--- START OF Task data ---

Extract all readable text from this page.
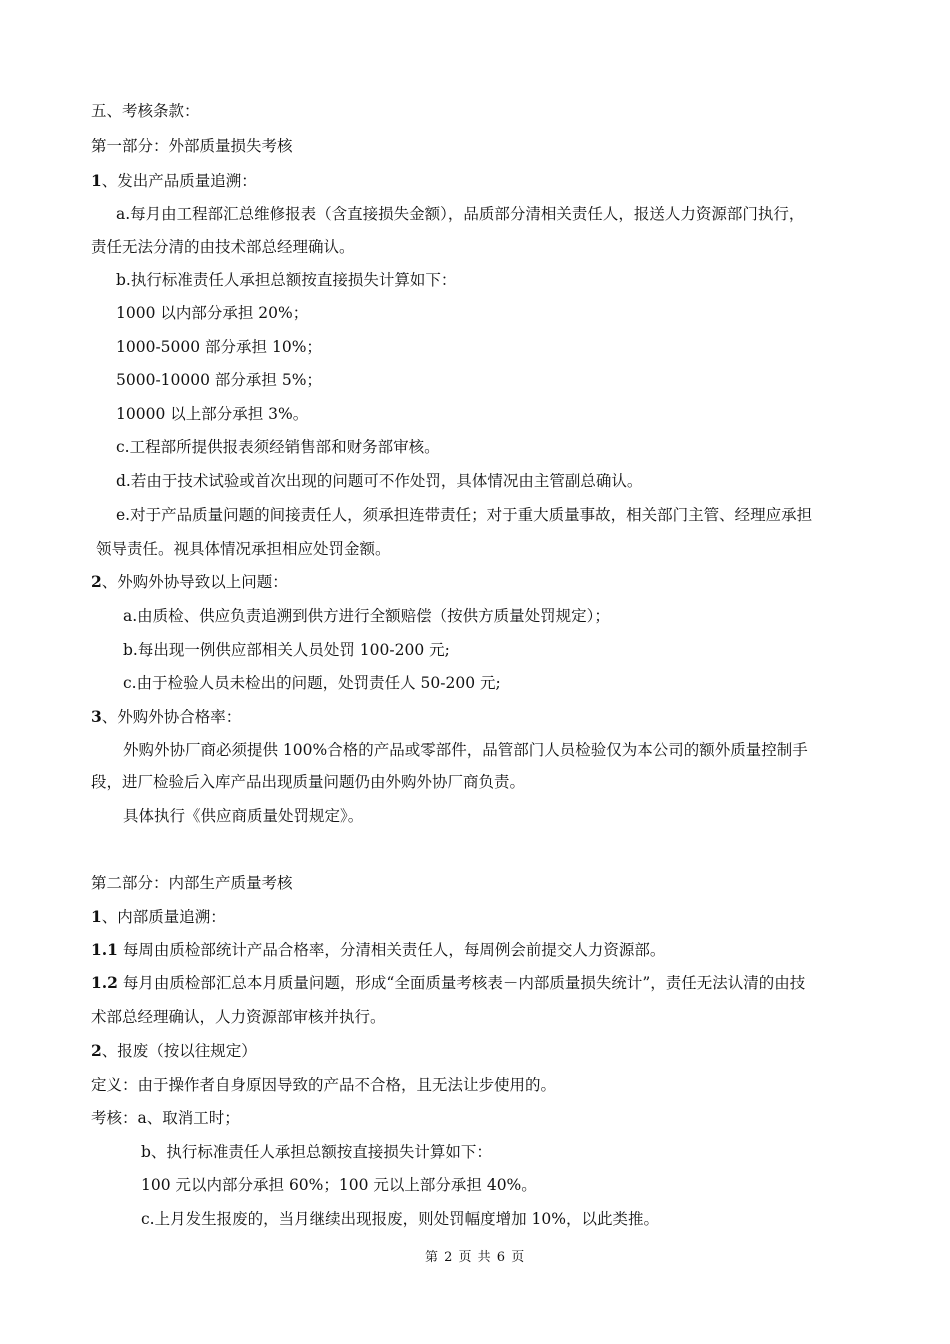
五、考核条款：
第一部分：外部质量损失考核
1、发出产品质量追溯：
a.每月由工程部汇总维修报表（含直接损失金额），品质部分清相关责任人，报送人力资源部门执行，
责任无法分清的由技术部总经理确认。
b.执行标准责任人承担总额按直接损失计算如下：
1000 以内部分承担 20%；
1000-5000 部分承担 10%；
5000-10000 部分承担 5%；
10000 以上部分承担 3%。
c.工程部所提供报表须经销售部和财务部审核。
d.若由于技术试验或首次出现的问题可不作处罚，具体情况由主管副总确认。
e.对于产品质量问题的间接责任人，须承担连带责任；对于重大质量事故，相关部门主管、经理应承担
领导责任。视具体情况承担相应处罚金额。
2、外购外协导致以上问题：
a.由质检、供应负责追溯到供方进行全额赔偿（按供方质量处罚规定）；
b.每出现一例供应部相关人员处罚 100-200 元;
c.由于检验人员未检出的问题，处罚责任人 50-200 元;
3、外购外协合格率：
外购外协厂商必须提供 100%合格的产品或零部件，品管部门人员检验仅为本公司的额外质量控制手
段，进厂检验后入库产品出现质量问题仍由外购外协厂商负责。
具体执行《供应商质量处罚规定》。
第二部分：内部生产质量考核
1、内部质量追溯：
1.1 每周由质检部统计产品合格率，分清相关责任人，每周例会前提交人力资源部。
1.2 每月由质检部汇总本月质量问题，形成“全面质量考核表－内部质量损失统计”，责任无法认清的由技
术部总经理确认，人力资源部审核并执行。
2、报废（按以往规定）
定义：由于操作者自身原因导致的产品不合格，且无法让步使用的。
考核：a、取消工时；
b、执行标准责任人承担总额按直接损失计算如下：
100 元以内部分承担 60%；100 元以上部分承担 40%。
c.上月发生报废的，当月继续出现报废，则处罚幅度增加 10%，以此类推。
第 2 页 共 6 页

--- END OF Task data ---

Exercise brief:
A line counts if it holds the word "执行标准责任人承担总额按直接损失计算如下". Work out how many lines in the listing count, and give only that number.

Exercise answer:
2